[Data entries]
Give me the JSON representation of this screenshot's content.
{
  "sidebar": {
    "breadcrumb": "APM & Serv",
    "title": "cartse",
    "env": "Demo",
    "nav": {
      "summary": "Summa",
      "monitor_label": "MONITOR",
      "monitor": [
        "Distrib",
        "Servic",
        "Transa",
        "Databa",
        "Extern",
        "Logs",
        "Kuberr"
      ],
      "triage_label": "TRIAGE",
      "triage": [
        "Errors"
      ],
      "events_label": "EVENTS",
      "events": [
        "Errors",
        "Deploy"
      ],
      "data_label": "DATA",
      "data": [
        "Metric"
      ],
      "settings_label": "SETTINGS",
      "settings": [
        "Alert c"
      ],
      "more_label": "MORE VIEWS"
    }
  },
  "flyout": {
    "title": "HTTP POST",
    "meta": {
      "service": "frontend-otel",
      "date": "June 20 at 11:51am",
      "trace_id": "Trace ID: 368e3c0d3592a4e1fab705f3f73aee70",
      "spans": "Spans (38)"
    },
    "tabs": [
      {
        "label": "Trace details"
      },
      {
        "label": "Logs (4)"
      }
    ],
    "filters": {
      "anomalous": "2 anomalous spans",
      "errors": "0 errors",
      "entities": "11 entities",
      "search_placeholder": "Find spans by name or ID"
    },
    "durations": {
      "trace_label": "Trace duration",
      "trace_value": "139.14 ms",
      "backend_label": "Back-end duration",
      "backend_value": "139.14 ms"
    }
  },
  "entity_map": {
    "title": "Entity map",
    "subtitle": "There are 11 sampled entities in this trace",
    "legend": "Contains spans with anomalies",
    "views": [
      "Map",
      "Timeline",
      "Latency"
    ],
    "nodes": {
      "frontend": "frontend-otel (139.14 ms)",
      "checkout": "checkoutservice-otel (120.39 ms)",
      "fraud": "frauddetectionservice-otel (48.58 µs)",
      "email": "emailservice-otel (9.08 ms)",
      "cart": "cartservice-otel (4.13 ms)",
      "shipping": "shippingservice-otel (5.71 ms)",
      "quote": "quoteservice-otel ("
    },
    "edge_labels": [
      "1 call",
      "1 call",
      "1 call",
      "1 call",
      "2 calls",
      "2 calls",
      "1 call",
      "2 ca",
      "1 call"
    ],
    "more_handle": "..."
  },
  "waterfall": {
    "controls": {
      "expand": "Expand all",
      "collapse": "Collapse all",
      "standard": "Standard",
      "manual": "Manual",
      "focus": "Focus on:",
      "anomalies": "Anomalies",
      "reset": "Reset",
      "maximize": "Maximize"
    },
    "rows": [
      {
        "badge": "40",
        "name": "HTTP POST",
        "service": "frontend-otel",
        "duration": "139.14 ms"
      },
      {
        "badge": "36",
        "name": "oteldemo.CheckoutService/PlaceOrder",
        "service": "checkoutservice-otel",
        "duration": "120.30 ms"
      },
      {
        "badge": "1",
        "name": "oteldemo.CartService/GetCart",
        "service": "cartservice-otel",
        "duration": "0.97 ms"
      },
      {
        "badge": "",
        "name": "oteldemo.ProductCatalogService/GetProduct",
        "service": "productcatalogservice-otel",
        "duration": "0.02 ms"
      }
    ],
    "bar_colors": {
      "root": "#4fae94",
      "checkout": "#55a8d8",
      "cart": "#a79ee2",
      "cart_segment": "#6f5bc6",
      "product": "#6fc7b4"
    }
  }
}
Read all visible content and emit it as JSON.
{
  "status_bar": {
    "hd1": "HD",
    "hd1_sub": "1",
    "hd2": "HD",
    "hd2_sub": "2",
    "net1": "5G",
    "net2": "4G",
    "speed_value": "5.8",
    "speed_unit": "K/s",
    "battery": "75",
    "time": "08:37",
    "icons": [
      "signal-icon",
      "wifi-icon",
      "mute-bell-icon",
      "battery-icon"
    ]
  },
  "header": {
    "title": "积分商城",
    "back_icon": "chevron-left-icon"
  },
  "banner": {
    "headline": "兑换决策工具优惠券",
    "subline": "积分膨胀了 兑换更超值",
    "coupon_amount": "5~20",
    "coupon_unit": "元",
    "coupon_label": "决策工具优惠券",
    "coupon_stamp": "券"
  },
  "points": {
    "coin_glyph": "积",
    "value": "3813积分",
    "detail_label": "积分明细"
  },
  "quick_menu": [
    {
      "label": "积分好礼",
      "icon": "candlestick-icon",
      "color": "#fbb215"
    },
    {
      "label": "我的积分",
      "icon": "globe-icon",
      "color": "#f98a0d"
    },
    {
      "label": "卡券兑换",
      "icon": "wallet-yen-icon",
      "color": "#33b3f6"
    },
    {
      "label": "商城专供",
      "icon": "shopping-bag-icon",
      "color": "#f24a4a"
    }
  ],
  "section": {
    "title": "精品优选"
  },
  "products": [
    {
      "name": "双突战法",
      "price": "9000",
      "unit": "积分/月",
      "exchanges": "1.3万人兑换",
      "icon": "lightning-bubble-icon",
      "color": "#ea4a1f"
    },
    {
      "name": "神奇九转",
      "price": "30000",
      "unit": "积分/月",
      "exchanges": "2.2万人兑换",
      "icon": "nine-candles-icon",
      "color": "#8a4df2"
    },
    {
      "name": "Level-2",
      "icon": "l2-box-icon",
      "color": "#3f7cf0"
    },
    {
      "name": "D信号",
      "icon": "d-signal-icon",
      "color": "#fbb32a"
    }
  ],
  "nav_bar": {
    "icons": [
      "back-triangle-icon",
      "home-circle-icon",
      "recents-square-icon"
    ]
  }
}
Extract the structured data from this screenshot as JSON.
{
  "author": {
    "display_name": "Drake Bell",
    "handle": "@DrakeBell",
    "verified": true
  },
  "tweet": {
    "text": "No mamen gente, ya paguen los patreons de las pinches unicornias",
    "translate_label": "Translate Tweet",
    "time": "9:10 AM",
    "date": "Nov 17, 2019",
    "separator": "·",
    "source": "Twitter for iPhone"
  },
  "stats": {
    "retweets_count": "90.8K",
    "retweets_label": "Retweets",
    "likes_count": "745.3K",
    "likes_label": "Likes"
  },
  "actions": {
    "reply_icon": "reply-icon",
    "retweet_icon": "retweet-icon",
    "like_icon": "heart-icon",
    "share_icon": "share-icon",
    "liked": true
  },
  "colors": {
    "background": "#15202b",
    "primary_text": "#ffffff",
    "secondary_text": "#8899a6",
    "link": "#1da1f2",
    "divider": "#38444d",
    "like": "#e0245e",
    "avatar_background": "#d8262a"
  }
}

* What the exercise asks *
Count the lines in the records above that contain the word "entities", and give only that number.

* Solved problem *
2